§ EXTRAIT DE TEXTE:
_ _ _ _

C'est un sondage qui a fait beaucoup parler de lui fin 2012, et à travers lequel bon nombre de salariés peuvent se retrouver. Commandé par le groupe de formation Cesi, il détaille les sacrifices que ces derniers sont prêts à faire pour éviter un plan social. Selon les principaux résultats, 64% d'entre eux accepteraient de renoncer aux 35 heures, 59% un gel du salaire et 54% se disent ouverts à des périodes de chômage partiel. Mais au-delà, après avoir vécu l'angoisse d'être licenciés lors d'un plan de sauvegarde de l'emploi (PSE) ou après avoir connu la déception de ne pouvoir intégrer un plan de départ volontaire (PDV), les salariés d'une entreprise qui ''dégraisse'' ont un point commun : une phase ardue à dépasser faite de surcharge de travail et de collectif à recréer.

_ _ _ _

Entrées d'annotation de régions
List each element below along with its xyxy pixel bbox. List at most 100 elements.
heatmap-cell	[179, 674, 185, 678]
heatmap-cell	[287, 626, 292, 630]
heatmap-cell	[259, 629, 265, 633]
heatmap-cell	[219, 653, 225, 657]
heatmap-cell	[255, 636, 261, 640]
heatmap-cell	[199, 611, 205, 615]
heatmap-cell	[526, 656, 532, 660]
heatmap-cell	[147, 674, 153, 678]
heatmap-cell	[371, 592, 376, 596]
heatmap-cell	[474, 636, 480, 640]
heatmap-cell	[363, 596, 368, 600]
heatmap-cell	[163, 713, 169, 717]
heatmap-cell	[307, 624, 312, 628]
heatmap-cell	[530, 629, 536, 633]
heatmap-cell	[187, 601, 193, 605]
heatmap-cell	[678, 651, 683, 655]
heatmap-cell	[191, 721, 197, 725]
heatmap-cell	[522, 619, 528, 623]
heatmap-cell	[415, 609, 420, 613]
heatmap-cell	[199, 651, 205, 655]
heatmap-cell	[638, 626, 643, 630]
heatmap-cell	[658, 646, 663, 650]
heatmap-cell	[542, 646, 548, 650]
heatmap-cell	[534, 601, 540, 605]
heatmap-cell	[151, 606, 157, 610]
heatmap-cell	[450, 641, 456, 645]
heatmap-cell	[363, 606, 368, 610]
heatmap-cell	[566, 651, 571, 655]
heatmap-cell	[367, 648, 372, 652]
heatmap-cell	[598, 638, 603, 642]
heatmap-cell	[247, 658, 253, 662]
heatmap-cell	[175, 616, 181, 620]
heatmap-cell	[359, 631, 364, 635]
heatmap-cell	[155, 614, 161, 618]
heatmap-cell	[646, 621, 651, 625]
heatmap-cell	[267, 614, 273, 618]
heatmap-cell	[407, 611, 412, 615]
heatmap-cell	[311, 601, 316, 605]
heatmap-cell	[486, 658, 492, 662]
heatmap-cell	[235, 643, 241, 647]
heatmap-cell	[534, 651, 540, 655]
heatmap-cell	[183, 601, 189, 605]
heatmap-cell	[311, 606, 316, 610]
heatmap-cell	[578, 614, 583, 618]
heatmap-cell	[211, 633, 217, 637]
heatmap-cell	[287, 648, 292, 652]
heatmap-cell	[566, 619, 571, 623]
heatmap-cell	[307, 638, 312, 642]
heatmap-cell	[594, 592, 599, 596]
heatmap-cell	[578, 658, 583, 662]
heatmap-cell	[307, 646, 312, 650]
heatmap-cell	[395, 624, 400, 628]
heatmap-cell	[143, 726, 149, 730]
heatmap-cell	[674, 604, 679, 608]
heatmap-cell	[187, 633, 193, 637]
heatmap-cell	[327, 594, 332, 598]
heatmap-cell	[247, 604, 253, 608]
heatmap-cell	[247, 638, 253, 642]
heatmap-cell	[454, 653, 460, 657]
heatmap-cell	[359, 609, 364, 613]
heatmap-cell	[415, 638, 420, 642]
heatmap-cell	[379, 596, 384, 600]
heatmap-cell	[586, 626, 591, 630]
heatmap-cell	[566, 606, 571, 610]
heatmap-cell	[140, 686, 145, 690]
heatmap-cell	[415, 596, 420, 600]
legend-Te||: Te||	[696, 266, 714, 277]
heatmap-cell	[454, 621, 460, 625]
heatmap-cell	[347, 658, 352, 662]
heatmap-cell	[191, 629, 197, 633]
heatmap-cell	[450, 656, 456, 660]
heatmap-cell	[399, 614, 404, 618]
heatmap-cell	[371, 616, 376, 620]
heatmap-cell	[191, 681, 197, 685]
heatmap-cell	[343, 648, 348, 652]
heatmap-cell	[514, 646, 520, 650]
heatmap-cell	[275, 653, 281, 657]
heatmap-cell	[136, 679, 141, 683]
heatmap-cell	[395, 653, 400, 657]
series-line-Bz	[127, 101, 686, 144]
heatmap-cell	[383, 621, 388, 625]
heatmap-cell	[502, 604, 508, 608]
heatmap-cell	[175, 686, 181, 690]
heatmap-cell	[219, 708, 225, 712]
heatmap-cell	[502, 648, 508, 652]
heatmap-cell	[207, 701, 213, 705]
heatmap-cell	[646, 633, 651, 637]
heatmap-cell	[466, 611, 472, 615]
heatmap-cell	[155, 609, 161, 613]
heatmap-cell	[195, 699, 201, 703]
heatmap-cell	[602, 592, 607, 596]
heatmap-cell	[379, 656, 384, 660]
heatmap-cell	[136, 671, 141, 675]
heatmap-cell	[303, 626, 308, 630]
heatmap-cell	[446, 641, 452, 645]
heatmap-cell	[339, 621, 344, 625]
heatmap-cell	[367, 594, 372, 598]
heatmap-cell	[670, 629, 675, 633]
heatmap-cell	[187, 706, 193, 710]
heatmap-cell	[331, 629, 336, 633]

_ _ _ _

§ CONSIGNE ÉCRITE A:
Répondez brièvement aux questions suivantes d'après le texte sur le sondage :
(i) Quel groupe a commandé ce sondage ?
(ii) Quelle proportion des salariés accepterait un gel du salaire ?
(iii) Que désigne le sigle PDV ?
§ CONSIGNE ÉCRITE B:
Fournissez la suite du texte sur le sondage, à partir de l'endroit où il s'arrête.
Les entrées sont sans rapport avec le texte sur le sondage.

§ RÉSULTAT A:
(i) Le groupe de formation Cesi.
(ii) 59 %.
(iii) Un plan de départ volontaire.

§ RÉSULTAT B:
Augmentation de la charge de travail
Embauchée depuis deux ans chez chez Atradius, l'un des leaders mondiaux de l'assurance-crédit, en janvier 2011 Florence*, vit l'aboutissement du PSE débuté deux ans plus tôt, qui conduit au départ d'une trentaine de salariés sur 250. Même si la majorité des " partants " résident en province, elle qui travaille à Paris se souvient d'une forte incidence sur la charge de travail. " Celle-ci a grimpé de 20 % en raison de l'augmentation des tâches administratives après le départ des personnes qui s'en occupaient ", se souvient-elle. Rien à espérer du point de vue salarial en contrepartie de cette dégradation des conditions de travail : " On savait que c'était gelé ! " Nouvelle dans l'organigramme, elle dit toutefois n'avoir pas été trop ''émotionnellement'' touchée par les départs. Une seule personne dans son équipe était concernée, et elle n'a eu que peu de temps pour nouer des relations vraiment amicales.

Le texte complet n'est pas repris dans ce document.